Question

Tangent is drawn to ellipse $\frac{x^2}{27}+y^2=1$ at $(3\sqrt{3}\cos \theta ,\sin \theta )$

$($where $\theta \in (0,\pi /2$) $)$. Then the value of $\theta$ such that sum of intercepts on axes made by this tangent is minimum, is

• A. $\frac{\pi }{3}$
• B. $\frac{\pi }{6}$
• C. $\frac{\pi }{8}$
• D. $\frac{\pi }{4}$

Answer 1

Answer: (B)

$\frac{\pi }{6}$

Given, tangent is drawn at $(3\sqrt{3}\cos \theta ,\sin \theta )$ to $\frac{x^2}{27}+\frac{y^2}{1}=1$
Therefore equation of tangent is $\frac{x\cos \theta }{3\sqrt{3}}+\frac{y\sin \theta }{1}=1$
Thus, sum of intercept $=(\frac{3\sqrt{3}}{\cos \theta }+\frac{1}{\sin \theta })=f\left(\theta \right)$ (let)
$\Rightarrow f^{\prime }\left(\theta \right)=\frac{3\sqrt{3}{\sin }^3\theta -{\cos }^3\theta }{{\sin }^2\theta {\cos }^2\theta }$

Put $=f^{\prime }\left(\theta \right)=0$
$\Rightarrow {\sin }^3\theta =\frac{1}{3^{\frac{3}{2}}}{\cos }^3\theta \Rightarrow \tan \theta =\frac{1}{\sqrt{3}}\Rightarrow \theta =\frac{\pi }{6}$
and at $\theta =\frac{\pi }{6},f^{\prime \prime }\left(x\right)>0$
Therefore hence, tangent is minimum at $\theta =\frac{\pi }{6}$

- **DATA EXCERPTS**

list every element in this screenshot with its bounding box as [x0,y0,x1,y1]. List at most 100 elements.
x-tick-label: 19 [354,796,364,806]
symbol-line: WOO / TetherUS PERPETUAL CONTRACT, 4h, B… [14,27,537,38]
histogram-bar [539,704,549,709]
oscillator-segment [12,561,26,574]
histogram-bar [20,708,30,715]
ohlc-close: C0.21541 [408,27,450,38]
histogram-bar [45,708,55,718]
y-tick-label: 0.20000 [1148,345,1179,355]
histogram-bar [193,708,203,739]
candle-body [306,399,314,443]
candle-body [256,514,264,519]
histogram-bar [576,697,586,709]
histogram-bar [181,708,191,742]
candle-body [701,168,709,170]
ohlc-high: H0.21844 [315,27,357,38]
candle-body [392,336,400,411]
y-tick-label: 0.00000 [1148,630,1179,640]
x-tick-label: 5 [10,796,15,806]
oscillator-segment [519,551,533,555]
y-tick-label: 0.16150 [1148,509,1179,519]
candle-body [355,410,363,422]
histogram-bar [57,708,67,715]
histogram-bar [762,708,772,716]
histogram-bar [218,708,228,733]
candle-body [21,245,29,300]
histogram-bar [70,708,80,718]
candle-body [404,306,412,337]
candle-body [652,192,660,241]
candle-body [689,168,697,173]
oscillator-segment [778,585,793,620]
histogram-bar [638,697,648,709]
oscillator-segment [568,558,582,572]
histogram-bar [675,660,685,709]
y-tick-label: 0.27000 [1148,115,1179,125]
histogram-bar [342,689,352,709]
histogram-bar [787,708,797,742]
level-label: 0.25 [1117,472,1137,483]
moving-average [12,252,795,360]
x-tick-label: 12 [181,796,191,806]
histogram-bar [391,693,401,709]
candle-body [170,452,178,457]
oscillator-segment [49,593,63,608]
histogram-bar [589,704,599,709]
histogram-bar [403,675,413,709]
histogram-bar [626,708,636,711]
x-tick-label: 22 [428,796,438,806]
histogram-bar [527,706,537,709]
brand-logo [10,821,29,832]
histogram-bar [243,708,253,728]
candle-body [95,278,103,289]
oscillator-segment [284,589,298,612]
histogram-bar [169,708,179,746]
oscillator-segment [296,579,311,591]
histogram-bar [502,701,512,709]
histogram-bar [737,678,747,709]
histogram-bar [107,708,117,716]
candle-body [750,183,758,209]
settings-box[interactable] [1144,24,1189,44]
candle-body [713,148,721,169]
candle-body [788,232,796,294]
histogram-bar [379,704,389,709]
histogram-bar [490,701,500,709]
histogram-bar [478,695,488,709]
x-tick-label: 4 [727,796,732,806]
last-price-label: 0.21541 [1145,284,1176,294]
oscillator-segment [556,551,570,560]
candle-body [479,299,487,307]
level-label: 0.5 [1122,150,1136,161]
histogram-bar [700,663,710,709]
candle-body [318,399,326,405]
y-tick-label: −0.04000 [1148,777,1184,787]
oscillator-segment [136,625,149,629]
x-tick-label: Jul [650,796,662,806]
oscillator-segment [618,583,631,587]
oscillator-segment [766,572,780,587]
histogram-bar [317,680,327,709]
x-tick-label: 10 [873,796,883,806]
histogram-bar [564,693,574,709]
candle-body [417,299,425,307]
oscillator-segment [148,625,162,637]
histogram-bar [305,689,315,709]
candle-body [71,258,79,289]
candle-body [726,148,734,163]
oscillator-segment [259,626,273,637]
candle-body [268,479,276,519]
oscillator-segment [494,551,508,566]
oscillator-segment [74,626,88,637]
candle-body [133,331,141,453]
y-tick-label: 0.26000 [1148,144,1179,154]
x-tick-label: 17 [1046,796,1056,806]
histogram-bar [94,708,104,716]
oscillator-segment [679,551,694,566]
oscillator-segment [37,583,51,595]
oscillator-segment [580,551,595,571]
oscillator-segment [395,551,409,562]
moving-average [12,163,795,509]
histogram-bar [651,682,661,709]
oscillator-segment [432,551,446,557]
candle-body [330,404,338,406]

- **SET OF TASKS**
1. In the ellipse problem, what value of tan θ does the solution obtain?
2. Give every answer choice offered in the ellipse problem, each with its letter.
3. Using the ellipse problem, mark each statement yes or no and quote the words that decide it:
(a) The correct choice is (B).
(b) The problem asks for the θ that makes the sum of the intercepts a maximum.
(c) The solution concludes that the minimum occurs at θ = π/3.

- **IN RESPONSE**
1. tan θ = 1/√3

2.
A. π/3
B. π/6
C. π/8
D. π/4

3.
(a) Yes. "Answer: (B)"
(b) No. "sum of intercepts on axes made by this tangent is minimum"
(c) No. "Therefore hence, tangent is minimum at $\theta =\frac{\pi }{6}$"